Find "Extract all readable text from this page." in the material below, then copy that line and every subsequent line to the end, exactly.

§ Raw records
Start
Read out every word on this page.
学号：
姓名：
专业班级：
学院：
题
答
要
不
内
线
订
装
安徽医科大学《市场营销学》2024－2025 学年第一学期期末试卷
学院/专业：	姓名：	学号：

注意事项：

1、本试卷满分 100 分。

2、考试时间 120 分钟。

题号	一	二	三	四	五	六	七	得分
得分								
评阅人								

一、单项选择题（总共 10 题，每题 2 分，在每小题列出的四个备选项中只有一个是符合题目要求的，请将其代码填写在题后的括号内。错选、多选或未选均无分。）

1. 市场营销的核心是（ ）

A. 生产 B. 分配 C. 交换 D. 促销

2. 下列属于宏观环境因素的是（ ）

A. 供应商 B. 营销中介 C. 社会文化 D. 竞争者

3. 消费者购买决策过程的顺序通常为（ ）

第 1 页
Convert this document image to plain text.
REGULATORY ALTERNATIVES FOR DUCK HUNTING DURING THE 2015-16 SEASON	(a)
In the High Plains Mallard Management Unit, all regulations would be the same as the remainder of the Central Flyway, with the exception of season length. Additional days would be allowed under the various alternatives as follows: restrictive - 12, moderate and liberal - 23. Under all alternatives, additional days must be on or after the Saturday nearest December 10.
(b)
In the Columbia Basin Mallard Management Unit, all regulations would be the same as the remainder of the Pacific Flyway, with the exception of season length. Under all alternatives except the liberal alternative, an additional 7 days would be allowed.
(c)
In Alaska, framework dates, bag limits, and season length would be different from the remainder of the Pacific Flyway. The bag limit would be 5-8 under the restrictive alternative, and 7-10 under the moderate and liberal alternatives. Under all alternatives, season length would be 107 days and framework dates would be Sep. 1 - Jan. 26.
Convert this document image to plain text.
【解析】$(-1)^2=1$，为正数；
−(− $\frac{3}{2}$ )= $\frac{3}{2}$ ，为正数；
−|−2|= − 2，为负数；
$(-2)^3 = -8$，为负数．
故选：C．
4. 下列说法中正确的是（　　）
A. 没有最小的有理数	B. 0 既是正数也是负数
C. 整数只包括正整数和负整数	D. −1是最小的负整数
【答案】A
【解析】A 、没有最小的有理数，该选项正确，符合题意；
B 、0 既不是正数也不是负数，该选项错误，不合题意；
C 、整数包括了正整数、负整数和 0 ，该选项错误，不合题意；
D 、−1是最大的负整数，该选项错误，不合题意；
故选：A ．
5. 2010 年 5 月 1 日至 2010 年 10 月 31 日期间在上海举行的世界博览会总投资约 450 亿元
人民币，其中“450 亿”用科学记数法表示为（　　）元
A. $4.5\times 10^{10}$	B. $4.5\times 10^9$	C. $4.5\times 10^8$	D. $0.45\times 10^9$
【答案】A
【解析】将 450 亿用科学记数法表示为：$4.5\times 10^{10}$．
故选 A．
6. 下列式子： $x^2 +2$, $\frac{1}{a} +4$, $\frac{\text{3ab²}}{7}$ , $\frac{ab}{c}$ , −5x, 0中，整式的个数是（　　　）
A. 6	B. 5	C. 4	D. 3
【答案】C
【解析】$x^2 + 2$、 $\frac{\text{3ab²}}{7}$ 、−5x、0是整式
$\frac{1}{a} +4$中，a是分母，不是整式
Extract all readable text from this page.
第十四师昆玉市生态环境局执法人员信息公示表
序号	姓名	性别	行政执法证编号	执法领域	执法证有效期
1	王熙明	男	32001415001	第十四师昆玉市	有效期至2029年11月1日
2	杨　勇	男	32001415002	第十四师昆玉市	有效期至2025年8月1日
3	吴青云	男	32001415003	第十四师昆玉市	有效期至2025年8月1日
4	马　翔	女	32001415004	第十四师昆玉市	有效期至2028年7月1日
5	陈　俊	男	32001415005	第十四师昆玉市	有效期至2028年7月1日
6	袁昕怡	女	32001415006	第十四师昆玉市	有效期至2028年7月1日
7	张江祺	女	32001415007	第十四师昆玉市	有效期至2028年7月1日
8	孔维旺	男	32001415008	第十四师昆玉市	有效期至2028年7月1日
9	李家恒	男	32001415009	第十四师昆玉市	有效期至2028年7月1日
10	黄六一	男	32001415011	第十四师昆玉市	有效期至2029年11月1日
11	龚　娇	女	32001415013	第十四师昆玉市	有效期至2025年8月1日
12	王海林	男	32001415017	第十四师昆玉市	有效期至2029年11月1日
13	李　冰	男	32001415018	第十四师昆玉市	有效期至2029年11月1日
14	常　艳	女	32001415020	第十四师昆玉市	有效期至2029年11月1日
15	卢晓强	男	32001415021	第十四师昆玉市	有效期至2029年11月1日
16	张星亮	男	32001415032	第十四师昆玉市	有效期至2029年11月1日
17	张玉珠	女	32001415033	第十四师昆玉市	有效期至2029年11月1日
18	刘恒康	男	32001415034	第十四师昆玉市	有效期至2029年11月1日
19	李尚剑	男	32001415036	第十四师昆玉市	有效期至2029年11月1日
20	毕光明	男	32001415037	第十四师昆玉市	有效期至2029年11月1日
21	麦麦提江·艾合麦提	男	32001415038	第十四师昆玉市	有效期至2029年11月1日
End
§ Response to this task
Extract all readable text from this page.
第十四师昆玉市生态环境局执法人员信息公示表
序号	姓名	性别	行政执法证编号	执法领域	执法证有效期
1	王熙明	男	32001415001	第十四师昆玉市	有效期至2029年11月1日
2	杨　勇	男	32001415002	第十四师昆玉市	有效期至2025年8月1日
3	吴青云	男	32001415003	第十四师昆玉市	有效期至2025年8月1日
4	马　翔	女	32001415004	第十四师昆玉市	有效期至2028年7月1日
5	陈　俊	男	32001415005	第十四师昆玉市	有效期至2028年7月1日
6	袁昕怡	女	32001415006	第十四师昆玉市	有效期至2028年7月1日
7	张江祺	女	32001415007	第十四师昆玉市	有效期至2028年7月1日
8	孔维旺	男	32001415008	第十四师昆玉市	有效期至2028年7月1日
9	李家恒	男	32001415009	第十四师昆玉市	有效期至2028年7月1日
10	黄六一	男	32001415011	第十四师昆玉市	有效期至2029年11月1日
11	龚　娇	女	32001415013	第十四师昆玉市	有效期至2025年8月1日
12	王海林	男	32001415017	第十四师昆玉市	有效期至2029年11月1日
13	李　冰	男	32001415018	第十四师昆玉市	有效期至2029年11月1日
14	常　艳	女	32001415020	第十四师昆玉市	有效期至2029年11月1日
15	卢晓强	男	32001415021	第十四师昆玉市	有效期至2029年11月1日
16	张星亮	男	32001415032	第十四师昆玉市	有效期至2029年11月1日
17	张玉珠	女	32001415033	第十四师昆玉市	有效期至2029年11月1日
18	刘恒康	男	32001415034	第十四师昆玉市	有效期至2029年11月1日
19	李尚剑	男	32001415036	第十四师昆玉市	有效期至2029年11月1日
20	毕光明	男	32001415037	第十四师昆玉市	有效期至2029年11月1日
21	麦麦提江·艾合麦提	男	32001415038	第十四师昆玉市	有效期至2029年11月1日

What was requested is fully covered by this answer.